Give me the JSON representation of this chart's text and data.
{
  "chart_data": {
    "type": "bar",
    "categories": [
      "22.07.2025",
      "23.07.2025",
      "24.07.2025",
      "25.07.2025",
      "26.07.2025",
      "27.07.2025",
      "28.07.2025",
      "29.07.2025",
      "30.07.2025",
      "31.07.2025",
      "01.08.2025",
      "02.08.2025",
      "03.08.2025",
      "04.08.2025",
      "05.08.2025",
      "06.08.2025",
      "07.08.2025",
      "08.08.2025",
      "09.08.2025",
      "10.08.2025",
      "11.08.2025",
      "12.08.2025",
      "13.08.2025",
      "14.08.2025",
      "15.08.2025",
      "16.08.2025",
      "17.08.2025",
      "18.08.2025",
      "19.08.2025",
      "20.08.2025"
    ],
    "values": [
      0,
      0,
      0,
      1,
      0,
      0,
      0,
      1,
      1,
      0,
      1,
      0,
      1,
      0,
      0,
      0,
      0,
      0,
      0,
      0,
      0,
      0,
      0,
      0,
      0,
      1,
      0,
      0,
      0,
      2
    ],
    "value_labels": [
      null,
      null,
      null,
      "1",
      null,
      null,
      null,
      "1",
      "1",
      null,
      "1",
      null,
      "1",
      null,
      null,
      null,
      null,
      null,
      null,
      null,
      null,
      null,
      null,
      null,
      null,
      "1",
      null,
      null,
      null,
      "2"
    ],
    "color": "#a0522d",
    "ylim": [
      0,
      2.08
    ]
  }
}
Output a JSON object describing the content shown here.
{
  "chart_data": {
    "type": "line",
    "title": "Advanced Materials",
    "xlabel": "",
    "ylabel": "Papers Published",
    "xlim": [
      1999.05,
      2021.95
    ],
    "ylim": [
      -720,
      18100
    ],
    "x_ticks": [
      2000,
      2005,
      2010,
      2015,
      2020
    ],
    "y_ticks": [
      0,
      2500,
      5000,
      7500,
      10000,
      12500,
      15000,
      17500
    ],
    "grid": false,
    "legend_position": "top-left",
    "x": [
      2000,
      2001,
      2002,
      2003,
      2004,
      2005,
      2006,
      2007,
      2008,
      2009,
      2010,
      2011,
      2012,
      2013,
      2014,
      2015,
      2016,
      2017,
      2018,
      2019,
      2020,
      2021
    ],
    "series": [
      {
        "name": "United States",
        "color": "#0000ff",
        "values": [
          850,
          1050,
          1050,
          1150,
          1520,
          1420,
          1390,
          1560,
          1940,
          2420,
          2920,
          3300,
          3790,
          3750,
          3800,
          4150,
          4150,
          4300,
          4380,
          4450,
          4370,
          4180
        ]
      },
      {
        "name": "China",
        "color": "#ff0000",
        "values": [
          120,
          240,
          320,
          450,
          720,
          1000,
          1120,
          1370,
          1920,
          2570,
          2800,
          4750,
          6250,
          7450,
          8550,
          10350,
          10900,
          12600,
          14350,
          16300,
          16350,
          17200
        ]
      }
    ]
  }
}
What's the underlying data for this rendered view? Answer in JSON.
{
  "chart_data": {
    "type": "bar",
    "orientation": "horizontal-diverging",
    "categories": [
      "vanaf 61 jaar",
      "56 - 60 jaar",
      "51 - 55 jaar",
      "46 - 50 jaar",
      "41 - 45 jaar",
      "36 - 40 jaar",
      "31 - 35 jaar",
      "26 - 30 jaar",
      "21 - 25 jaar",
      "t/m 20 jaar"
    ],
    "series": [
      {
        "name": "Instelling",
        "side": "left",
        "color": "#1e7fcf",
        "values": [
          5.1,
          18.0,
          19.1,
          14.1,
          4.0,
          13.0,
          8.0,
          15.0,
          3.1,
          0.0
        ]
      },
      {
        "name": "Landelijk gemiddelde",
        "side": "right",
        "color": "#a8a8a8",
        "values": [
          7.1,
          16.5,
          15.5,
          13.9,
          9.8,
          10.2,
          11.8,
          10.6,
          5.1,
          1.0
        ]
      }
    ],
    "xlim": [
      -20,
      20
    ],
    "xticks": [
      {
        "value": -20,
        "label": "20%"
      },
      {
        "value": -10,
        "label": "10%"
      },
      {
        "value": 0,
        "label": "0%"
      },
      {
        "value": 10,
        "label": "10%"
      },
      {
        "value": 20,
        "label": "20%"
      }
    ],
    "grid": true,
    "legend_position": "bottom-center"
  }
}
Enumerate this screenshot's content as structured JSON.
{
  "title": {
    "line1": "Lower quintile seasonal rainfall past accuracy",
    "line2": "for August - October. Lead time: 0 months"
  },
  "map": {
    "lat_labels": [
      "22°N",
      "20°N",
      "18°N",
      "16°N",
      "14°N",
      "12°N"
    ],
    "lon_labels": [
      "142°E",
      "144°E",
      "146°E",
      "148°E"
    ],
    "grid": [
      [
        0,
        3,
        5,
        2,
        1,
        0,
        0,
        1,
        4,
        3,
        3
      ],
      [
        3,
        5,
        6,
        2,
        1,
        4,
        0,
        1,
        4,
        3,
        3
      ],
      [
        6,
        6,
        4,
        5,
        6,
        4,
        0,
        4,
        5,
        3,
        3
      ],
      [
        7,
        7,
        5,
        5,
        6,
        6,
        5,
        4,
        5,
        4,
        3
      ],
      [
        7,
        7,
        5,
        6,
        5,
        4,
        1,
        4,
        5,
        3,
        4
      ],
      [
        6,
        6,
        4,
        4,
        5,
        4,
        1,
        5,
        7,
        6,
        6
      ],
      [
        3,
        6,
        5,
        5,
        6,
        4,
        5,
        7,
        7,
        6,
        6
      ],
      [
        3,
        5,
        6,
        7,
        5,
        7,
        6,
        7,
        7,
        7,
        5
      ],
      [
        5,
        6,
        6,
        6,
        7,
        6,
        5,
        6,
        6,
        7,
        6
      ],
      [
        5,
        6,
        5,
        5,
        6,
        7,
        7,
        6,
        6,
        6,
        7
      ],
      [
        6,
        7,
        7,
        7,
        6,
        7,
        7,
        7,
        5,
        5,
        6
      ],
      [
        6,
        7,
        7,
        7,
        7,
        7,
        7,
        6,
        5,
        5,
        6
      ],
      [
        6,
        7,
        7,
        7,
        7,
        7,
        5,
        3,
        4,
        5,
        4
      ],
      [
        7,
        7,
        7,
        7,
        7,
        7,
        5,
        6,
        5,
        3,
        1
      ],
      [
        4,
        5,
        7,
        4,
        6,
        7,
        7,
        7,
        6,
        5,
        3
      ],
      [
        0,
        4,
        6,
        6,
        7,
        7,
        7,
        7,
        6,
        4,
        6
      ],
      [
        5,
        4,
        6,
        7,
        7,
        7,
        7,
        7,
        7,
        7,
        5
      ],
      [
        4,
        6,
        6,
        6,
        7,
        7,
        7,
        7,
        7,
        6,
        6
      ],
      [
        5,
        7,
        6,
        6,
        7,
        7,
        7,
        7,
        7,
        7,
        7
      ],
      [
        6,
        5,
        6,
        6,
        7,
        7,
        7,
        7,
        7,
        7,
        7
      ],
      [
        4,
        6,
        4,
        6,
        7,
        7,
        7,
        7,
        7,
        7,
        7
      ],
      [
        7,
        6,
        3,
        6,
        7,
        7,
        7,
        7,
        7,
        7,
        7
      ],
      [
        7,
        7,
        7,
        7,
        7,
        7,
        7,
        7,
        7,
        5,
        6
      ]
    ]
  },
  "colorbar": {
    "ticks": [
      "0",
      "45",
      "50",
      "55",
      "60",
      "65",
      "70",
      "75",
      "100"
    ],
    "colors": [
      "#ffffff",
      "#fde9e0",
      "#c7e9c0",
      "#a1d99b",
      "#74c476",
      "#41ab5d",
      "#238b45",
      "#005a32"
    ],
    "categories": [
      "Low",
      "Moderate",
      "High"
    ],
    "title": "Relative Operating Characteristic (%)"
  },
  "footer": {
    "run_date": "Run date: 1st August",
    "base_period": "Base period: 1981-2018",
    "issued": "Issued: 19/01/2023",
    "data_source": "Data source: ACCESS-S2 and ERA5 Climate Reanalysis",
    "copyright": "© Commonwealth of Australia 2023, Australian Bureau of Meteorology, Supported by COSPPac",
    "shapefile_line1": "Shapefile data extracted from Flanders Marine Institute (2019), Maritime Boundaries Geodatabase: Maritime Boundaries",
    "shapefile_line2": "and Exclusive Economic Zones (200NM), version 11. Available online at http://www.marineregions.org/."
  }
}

------------------------------------

- **WORK TO DO**: Out of the records, collect only those lines that contain the string "this".

- **FINAL RESULT**:
Give me the JSON representation of this chart's text and data.
What's the underlying data for this rendered view? Answer in JSON.
Enumerate this screenshot's content as structured JSON.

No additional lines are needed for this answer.